Note each line where "this" appears, and copy it.
# start of DATA FOR PROCESSING
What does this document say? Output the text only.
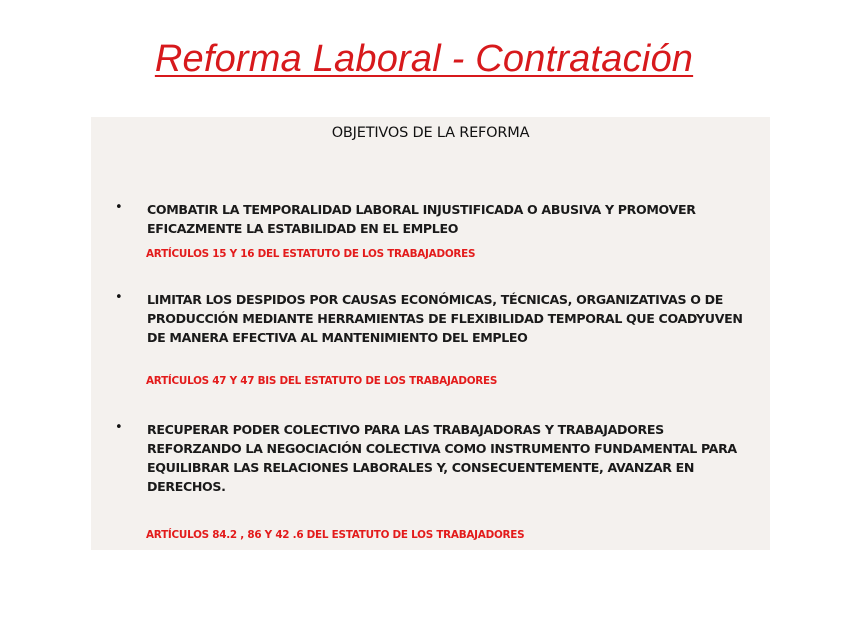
Reforma Laboral - Contratación
OBJETIVOS DE LA REFORMA
• COMBATIR LA TEMPORALIDAD LABORAL INJUSTIFICADA O ABUSIVA Y PROMOVER EFICAZMENTE LA ESTABILIDAD EN EL EMPLEO

ARTÍCULOS 15 Y 16 DEL ESTATUTO DE LOS TRABAJADORES
• LIMITAR LOS DESPIDOS POR CAUSAS ECONÓMICAS, TÉCNICAS, ORGANIZATIVAS O DE PRODUCCIÓN MEDIANTE HERRAMIENTAS DE FLEXIBILIDAD TEMPORAL QUE COADYUVEN DE MANERA EFECTIVA AL MANTENIMIENTO DEL EMPLEO

ARTÍCULOS 47 Y 47 BIS DEL ESTATUTO DE LOS TRABAJADORES
• RECUPERAR PODER COLECTIVO PARA LAS TRABAJADORAS Y TRABAJADORES REFORZANDO LA NEGOCIACIÓN COLECTIVA COMO INSTRUMENTO FUNDAMENTAL PARA EQUILIBRAR LAS RELACIONES LABORALES Y, CONSECUENTEMENTE, AVANZAR EN DERECHOS.

ARTÍCULOS 84.2 , 86 Y 42 .6 DEL ESTATUTO DE LOS TRABAJADORES
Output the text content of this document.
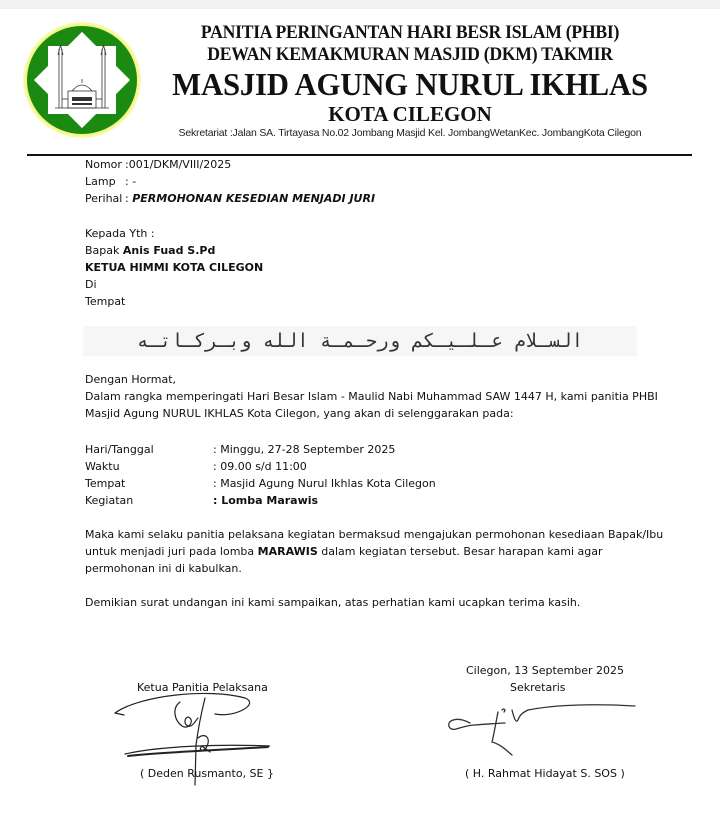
PANITIA PERINGANTAN HARI BESR ISLAM (PHBI)
DEWAN KEMAKMURAN MASJID (DKM) TAKMIR
MASJID AGUNG NURUL IKHLAS
KOTA CILEGON
Sekretariat :Jalan SA. Tirtayasa No.02 Jombang Masjid Kel. JombangWetanKec. JombangKota Cilegon
Nomor :001/DKM/VIII/2025
Lamp : -
Perihal : PERMOHONAN KESEDIAN MENJADI JURI
Kepada Yth :
Bapak Anis Fuad S.Pd
KETUA HIMMI KOTA CILEGON
Di
Tempat
السـلام عـلـيـكم ورحـمـة الله وبـركـاتـه
Dengan Hormat,
Dalam rangka memperingati Hari Besar Islam - Maulid Nabi Muhammad SAW 1447 H, kami panitia PHBI
Masjid Agung NURUL IKHLAS Kota Cilegon, yang akan di selenggarakan pada:
Hari/Tanggal	: Minggu, 27-28 September 2025
Waktu	: 09.00 s/d 11:00
Tempat	: Masjid Agung Nurul Ikhlas Kota Cilegon
Kegiatan	: Lomba Marawis
Maka kami selaku panitia pelaksana kegiatan bermaksud mengajukan permohonan kesediaan Bapak/Ibu
untuk menjadi juri pada lomba MARAWIS dalam kegiatan tersebut. Besar harapan kami agar
permohonan ini di kabulkan.
Demikian surat undangan ini kami sampaikan, atas perhatian kami ucapkan terima kasih.
Cilegon, 13 September 2025
Ketua Panitia Pelaksana	Sekretaris
( Deden Rusmanto, SE }	( H. Rahmat Hidayat S. SOS )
# end of DATA FOR PROCESSING
THE COMPLETED TASK:
What does this document say? Output the text only.
Output the text content of this document.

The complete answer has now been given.